- _Written instruction_:
Look through the data below. Collect every line where the word "enim" occurs.
** start **
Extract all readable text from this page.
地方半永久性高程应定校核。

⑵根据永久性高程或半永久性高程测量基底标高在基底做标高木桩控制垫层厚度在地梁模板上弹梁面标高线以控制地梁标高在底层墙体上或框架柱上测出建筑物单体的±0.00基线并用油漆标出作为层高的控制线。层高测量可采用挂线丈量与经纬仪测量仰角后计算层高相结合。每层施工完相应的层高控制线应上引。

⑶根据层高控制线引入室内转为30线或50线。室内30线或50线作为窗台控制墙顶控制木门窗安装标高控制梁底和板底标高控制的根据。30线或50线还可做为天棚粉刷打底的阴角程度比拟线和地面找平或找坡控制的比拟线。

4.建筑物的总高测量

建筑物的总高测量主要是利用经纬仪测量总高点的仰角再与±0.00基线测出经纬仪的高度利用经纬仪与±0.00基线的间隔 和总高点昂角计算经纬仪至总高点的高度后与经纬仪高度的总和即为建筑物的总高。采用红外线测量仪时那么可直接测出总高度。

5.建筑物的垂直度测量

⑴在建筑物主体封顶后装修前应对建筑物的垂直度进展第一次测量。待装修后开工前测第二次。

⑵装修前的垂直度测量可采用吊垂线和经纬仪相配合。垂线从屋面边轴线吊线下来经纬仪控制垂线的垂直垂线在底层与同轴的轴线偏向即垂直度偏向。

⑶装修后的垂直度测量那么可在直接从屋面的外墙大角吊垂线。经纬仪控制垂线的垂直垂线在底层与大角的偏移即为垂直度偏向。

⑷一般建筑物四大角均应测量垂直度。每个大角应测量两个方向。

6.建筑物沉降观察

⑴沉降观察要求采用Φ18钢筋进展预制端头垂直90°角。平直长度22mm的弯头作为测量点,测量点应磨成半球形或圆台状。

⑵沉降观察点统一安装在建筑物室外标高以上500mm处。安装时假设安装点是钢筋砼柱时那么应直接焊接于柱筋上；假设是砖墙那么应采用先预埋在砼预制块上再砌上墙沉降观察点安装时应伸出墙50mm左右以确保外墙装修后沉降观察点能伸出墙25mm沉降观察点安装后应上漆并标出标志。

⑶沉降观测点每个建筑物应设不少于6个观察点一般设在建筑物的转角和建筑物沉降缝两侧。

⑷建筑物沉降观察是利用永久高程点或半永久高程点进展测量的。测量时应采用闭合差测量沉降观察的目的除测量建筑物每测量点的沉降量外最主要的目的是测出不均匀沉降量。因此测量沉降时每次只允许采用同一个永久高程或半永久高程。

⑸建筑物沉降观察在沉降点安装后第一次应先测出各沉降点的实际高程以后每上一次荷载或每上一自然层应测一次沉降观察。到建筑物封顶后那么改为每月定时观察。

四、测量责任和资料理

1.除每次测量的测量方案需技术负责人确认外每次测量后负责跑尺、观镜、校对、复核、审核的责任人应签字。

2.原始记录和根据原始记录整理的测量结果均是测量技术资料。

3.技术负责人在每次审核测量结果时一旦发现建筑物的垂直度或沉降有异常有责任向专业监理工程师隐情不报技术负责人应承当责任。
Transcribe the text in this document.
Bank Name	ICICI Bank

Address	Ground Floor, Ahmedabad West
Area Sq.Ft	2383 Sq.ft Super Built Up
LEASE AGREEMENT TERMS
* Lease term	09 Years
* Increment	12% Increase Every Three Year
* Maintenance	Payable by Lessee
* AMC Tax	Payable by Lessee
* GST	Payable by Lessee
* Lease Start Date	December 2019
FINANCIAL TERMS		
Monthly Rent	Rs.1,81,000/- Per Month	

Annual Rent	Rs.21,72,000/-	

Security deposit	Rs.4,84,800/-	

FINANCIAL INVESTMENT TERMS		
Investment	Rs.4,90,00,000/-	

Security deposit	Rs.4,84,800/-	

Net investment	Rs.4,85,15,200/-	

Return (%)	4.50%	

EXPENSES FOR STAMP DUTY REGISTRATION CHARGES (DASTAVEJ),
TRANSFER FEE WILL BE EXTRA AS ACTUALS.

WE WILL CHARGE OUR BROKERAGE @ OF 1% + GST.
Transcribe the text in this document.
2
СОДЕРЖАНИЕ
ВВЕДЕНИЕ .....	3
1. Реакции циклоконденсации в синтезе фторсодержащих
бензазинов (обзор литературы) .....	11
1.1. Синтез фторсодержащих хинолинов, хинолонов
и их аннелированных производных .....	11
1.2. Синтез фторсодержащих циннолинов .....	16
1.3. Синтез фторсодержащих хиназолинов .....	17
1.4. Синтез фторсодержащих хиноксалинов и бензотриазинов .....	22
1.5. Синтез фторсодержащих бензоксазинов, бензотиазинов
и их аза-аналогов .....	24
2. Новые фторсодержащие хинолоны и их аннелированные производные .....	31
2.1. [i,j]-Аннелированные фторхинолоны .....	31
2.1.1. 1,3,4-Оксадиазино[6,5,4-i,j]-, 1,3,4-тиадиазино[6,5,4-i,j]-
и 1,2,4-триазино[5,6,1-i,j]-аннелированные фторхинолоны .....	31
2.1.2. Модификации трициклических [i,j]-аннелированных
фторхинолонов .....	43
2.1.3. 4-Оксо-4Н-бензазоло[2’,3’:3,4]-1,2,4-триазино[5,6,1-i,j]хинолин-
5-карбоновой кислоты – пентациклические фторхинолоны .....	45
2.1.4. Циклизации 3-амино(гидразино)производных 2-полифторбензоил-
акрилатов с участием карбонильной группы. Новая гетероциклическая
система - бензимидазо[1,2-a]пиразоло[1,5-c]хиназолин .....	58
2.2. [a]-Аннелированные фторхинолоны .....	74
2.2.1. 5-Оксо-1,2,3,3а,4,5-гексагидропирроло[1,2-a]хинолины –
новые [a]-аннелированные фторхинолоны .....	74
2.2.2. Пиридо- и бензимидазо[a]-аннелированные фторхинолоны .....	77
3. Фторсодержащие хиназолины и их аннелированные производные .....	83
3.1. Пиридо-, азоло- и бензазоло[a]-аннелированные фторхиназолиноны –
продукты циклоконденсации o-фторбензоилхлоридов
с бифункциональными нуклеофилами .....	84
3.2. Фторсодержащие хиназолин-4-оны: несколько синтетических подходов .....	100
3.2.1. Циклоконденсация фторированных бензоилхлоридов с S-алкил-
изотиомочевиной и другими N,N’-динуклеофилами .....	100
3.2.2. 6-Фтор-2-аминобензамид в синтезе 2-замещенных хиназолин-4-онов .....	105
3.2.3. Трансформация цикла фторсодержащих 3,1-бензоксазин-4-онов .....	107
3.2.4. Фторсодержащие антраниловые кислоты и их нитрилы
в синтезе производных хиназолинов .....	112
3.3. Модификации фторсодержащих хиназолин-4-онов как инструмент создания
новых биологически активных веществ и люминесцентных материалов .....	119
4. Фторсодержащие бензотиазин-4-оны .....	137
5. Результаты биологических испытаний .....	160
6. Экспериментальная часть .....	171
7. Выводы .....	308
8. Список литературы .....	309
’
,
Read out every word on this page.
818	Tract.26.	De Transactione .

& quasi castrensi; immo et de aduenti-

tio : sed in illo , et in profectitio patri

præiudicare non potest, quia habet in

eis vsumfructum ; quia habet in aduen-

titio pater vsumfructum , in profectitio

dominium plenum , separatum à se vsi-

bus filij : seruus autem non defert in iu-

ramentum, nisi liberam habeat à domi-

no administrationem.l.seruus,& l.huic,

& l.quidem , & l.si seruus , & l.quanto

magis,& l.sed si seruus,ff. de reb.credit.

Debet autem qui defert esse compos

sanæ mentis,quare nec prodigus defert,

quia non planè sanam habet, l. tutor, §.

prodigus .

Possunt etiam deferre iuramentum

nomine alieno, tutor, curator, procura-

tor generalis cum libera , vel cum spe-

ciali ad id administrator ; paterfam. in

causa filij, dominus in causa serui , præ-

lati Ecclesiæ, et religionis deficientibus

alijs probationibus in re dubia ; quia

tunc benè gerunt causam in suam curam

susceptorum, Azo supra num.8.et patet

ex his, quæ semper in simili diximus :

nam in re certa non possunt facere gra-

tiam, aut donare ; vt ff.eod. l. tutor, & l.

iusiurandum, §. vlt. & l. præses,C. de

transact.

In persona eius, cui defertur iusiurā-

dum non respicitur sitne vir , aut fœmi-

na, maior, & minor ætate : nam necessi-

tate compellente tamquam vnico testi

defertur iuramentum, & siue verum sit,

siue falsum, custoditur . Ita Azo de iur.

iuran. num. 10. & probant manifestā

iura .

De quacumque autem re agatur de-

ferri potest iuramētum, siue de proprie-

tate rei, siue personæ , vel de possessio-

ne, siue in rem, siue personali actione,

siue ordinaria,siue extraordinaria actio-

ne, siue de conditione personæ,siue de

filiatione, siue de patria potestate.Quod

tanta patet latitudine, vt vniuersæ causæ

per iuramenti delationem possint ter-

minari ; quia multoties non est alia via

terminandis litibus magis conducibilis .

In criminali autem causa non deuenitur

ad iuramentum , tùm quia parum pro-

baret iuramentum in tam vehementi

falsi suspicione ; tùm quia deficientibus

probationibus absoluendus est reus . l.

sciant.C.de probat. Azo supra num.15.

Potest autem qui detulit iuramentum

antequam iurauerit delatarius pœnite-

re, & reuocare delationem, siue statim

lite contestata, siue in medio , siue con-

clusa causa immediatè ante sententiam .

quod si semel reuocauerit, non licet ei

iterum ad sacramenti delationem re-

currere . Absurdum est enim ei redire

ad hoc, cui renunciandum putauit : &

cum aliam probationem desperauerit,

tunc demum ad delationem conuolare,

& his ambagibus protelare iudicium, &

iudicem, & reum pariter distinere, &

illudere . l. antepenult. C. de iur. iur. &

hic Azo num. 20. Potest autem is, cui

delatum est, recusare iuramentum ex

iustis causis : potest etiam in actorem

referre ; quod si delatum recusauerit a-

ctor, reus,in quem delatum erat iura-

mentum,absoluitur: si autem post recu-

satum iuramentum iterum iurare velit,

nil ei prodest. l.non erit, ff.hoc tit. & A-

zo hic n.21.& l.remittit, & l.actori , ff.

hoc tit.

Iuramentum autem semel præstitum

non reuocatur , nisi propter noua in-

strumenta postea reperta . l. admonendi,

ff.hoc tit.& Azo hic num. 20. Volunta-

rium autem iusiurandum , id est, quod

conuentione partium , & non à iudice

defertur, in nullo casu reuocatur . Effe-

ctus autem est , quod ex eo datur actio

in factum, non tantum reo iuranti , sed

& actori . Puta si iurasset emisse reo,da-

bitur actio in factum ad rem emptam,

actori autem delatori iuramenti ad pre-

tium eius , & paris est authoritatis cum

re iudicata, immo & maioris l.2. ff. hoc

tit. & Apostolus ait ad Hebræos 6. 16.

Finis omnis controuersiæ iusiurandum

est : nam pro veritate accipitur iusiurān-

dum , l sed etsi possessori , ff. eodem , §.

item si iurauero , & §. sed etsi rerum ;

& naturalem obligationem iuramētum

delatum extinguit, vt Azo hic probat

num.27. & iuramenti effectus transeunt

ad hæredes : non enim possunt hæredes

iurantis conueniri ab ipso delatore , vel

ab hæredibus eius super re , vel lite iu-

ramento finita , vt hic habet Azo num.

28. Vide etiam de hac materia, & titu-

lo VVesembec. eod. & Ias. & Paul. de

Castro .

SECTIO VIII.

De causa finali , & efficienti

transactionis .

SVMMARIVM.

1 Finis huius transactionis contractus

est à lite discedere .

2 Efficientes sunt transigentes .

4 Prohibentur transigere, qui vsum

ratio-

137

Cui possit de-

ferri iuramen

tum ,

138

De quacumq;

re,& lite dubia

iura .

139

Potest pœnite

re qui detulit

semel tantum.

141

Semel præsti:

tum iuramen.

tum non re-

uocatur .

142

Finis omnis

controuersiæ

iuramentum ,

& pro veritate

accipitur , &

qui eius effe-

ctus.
** end **
- _Answer to this problem_:
currere . Absurdum est enim ei redire
ad hæredes : non enim possunt hæredes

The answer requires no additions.